Return the entries below verbatim. Pictures stay out.

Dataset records
____________________
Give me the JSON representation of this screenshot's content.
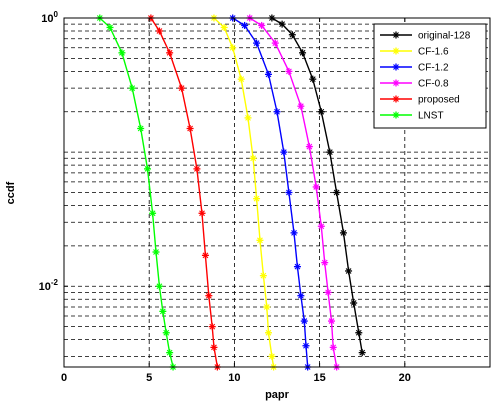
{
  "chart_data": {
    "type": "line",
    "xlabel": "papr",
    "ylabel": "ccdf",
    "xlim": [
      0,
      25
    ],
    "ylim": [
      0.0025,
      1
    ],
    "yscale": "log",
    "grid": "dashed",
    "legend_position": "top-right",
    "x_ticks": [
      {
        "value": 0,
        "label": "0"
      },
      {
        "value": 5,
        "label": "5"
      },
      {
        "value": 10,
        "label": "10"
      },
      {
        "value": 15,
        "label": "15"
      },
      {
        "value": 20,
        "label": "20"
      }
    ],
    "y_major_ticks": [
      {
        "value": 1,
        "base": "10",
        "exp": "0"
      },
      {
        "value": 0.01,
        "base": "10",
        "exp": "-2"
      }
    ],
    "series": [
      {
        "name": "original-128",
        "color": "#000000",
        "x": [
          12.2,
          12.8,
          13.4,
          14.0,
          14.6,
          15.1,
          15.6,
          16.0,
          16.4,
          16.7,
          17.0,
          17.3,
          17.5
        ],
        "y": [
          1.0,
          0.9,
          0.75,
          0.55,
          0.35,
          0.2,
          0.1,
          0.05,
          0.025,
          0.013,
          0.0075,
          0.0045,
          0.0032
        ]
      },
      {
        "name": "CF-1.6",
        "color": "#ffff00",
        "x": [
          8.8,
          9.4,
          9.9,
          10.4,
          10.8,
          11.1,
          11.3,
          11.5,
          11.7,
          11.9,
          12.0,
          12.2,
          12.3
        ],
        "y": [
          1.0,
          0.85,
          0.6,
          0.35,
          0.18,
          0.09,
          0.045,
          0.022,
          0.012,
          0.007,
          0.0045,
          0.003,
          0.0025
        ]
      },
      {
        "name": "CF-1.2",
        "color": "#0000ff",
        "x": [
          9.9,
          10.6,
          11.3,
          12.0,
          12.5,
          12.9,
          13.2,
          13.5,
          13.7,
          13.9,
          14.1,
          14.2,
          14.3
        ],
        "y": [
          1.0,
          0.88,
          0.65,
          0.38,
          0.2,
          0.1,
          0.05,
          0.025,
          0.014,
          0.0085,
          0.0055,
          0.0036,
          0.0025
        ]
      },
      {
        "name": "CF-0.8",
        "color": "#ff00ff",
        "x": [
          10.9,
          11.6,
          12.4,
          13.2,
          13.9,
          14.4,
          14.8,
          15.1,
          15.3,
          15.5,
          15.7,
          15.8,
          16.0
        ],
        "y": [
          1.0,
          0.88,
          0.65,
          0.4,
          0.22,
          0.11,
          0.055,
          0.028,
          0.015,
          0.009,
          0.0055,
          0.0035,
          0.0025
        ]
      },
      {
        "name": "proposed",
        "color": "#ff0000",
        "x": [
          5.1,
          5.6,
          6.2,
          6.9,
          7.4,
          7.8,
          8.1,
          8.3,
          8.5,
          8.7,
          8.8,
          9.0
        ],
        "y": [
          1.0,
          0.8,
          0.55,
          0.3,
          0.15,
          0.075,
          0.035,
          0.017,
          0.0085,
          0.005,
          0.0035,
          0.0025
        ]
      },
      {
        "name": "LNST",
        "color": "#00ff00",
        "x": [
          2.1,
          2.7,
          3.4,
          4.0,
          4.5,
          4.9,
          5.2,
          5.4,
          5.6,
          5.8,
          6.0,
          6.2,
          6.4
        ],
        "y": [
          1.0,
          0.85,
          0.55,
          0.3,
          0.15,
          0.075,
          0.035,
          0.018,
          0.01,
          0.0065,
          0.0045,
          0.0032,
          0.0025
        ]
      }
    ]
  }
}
____________________
**EXERCISE OUTPUT**
Give me the JSON representation of this screenshot's content.
{
  "chart_data": {
    "type": "line",
    "xlabel": "papr",
    "ylabel": "ccdf",
    "xlim": [
      0,
      25
    ],
    "ylim": [
      0.0025,
      1
    ],
    "yscale": "log",
    "grid": "dashed",
    "legend_position": "top-right",
    "x_ticks": [
      {
        "value": 0,
        "label": "0"
      },
      {
        "value": 5,
        "label": "5"
      },
      {
        "value": 10,
        "label": "10"
      },
      {
        "value": 15,
        "label": "15"
      },
      {
        "value": 20,
        "label": "20"
      }
    ],
    "y_major_ticks": [
      {
        "value": 1,
        "base": "10",
        "exp": "0"
      },
      {
        "value": 0.01,
        "base": "10",
        "exp": "-2"
      }
    ],
    "series": [
      {
        "name": "original-128",
        "color": "#000000",
        "x": [
          12.2,
          12.8,
          13.4,
          14.0,
          14.6,
          15.1,
          15.6,
          16.0,
          16.4,
          16.7,
          17.0,
          17.3,
          17.5
        ],
        "y": [
          1.0,
          0.9,
          0.75,
          0.55,
          0.35,
          0.2,
          0.1,
          0.05,
          0.025,
          0.013,
          0.0075,
          0.0045,
          0.0032
        ]
      },
      {
        "name": "CF-1.6",
        "color": "#ffff00",
        "x": [
          8.8,
          9.4,
          9.9,
          10.4,
          10.8,
          11.1,
          11.3,
          11.5,
          11.7,
          11.9,
          12.0,
          12.2,
          12.3
        ],
        "y": [
          1.0,
          0.85,
          0.6,
          0.35,
          0.18,
          0.09,
          0.045,
          0.022,
          0.012,
          0.007,
          0.0045,
          0.003,
          0.0025
        ]
      },
      {
        "name": "CF-1.2",
        "color": "#0000ff",
        "x": [
          9.9,
          10.6,
          11.3,
          12.0,
          12.5,
          12.9,
          13.2,
          13.5,
          13.7,
          13.9,
          14.1,
          14.2,
          14.3
        ],
        "y": [
          1.0,
          0.88,
          0.65,
          0.38,
          0.2,
          0.1,
          0.05,
          0.025,
          0.014,
          0.0085,
          0.0055,
          0.0036,
          0.0025
        ]
      },
      {
        "name": "CF-0.8",
        "color": "#ff00ff",
        "x": [
          10.9,
          11.6,
          12.4,
          13.2,
          13.9,
          14.4,
          14.8,
          15.1,
          15.3,
          15.5,
          15.7,
          15.8,
          16.0
        ],
        "y": [
          1.0,
          0.88,
          0.65,
          0.4,
          0.22,
          0.11,
          0.055,
          0.028,
          0.015,
          0.009,
          0.0055,
          0.0035,
          0.0025
        ]
      },
      {
        "name": "proposed",
        "color": "#ff0000",
        "x": [
          5.1,
          5.6,
          6.2,
          6.9,
          7.4,
          7.8,
          8.1,
          8.3,
          8.5,
          8.7,
          8.8,
          9.0
        ],
        "y": [
          1.0,
          0.8,
          0.55,
          0.3,
          0.15,
          0.075,
          0.035,
          0.017,
          0.0085,
          0.005,
          0.0035,
          0.0025
        ]
      },
      {
        "name": "LNST",
        "color": "#00ff00",
        "x": [
          2.1,
          2.7,
          3.4,
          4.0,
          4.5,
          4.9,
          5.2,
          5.4,
          5.6,
          5.8,
          6.0,
          6.2,
          6.4
        ],
        "y": [
          1.0,
          0.85,
          0.55,
          0.3,
          0.15,
          0.075,
          0.035,
          0.018,
          0.01,
          0.0065,
          0.0045,
          0.0032,
          0.0025
        ]
      }
    ]
  }
}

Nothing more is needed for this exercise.